* Set exercise *
Copy the lines holding the word "name", all of them.

[Excerpts from a figure dataset]
=-=-=
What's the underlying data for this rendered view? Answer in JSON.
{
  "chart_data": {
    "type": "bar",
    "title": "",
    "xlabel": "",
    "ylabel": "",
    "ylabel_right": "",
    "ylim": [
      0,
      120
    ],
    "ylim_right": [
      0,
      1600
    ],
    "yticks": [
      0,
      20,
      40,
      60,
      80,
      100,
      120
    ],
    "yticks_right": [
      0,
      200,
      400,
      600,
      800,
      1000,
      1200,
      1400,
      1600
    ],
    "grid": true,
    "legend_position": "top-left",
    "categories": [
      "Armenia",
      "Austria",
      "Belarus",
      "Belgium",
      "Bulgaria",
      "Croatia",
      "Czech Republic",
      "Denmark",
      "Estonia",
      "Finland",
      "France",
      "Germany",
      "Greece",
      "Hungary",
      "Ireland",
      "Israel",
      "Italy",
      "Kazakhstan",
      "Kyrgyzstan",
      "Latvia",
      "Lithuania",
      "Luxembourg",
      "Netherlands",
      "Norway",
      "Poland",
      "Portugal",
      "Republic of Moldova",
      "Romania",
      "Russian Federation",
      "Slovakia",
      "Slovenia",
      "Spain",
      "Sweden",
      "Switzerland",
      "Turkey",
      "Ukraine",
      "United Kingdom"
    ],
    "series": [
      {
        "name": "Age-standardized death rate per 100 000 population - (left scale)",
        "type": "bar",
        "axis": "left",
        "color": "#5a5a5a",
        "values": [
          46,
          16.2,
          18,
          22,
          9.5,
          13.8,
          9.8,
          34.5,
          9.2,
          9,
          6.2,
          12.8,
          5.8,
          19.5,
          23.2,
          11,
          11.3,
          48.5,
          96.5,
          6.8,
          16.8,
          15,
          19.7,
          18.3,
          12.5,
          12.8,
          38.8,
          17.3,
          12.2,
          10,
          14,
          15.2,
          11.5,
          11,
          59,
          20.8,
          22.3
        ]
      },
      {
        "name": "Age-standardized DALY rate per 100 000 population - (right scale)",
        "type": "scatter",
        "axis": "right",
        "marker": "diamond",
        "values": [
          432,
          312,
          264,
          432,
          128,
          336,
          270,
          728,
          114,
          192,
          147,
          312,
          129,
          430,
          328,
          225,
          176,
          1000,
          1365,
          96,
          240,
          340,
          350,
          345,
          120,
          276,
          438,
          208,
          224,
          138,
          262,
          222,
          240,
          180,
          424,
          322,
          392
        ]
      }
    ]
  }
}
=-=-=
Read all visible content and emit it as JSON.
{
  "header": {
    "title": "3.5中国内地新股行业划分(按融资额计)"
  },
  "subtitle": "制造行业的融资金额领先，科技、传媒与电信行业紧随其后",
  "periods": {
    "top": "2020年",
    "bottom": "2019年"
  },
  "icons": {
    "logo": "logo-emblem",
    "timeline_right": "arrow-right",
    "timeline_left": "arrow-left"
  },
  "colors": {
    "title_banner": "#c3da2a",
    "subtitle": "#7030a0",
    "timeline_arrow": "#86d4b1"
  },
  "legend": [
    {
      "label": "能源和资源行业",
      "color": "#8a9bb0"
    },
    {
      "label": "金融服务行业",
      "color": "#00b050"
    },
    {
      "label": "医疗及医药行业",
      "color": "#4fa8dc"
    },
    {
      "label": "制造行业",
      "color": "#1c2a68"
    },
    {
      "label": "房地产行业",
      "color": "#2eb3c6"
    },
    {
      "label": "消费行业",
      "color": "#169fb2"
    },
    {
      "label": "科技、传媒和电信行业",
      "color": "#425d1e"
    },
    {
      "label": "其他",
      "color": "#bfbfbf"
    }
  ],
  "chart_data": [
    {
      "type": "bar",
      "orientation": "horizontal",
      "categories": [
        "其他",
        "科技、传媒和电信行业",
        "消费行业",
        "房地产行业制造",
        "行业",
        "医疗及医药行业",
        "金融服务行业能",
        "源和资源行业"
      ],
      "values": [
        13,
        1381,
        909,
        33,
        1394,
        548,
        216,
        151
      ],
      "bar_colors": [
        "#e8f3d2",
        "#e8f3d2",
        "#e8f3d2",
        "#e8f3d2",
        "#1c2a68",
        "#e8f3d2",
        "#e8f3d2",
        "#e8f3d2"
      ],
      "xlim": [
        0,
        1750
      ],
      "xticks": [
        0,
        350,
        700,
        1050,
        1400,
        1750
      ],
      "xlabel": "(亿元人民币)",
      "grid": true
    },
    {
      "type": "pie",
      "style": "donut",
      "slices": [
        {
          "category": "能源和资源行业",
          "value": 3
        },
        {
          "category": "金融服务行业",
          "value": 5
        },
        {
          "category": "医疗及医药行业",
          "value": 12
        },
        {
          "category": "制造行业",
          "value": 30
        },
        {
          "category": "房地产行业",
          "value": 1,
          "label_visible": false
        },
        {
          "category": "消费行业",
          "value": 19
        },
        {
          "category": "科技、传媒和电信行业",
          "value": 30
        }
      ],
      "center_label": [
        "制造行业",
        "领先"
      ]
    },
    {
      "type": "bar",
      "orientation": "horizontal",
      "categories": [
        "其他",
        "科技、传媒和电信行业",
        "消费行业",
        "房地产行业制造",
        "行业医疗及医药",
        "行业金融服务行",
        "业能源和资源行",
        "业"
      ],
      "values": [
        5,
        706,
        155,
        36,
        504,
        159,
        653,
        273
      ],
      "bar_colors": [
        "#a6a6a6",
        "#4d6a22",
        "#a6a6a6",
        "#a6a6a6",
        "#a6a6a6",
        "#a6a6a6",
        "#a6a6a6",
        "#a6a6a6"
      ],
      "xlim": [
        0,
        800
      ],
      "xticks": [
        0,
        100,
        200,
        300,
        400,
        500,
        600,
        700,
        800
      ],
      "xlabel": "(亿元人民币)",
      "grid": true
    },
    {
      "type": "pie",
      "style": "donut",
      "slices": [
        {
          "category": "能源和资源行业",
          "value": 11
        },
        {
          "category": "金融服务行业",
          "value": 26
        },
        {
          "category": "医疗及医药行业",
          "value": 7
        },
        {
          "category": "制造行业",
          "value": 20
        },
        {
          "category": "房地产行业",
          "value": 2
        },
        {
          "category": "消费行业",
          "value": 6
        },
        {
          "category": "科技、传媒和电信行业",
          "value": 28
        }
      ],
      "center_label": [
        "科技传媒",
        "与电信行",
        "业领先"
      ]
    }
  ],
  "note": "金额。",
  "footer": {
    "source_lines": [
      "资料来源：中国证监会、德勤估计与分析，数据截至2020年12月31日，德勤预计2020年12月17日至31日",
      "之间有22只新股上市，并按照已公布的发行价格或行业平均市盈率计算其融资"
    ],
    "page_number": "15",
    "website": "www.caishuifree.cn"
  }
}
=-=-=
* Final answer *
        "name": "Age-standardized death rate per 100 000 population - (left scale)",
        "name": "Age-standardized DALY rate per 100 000 population - (right scale)",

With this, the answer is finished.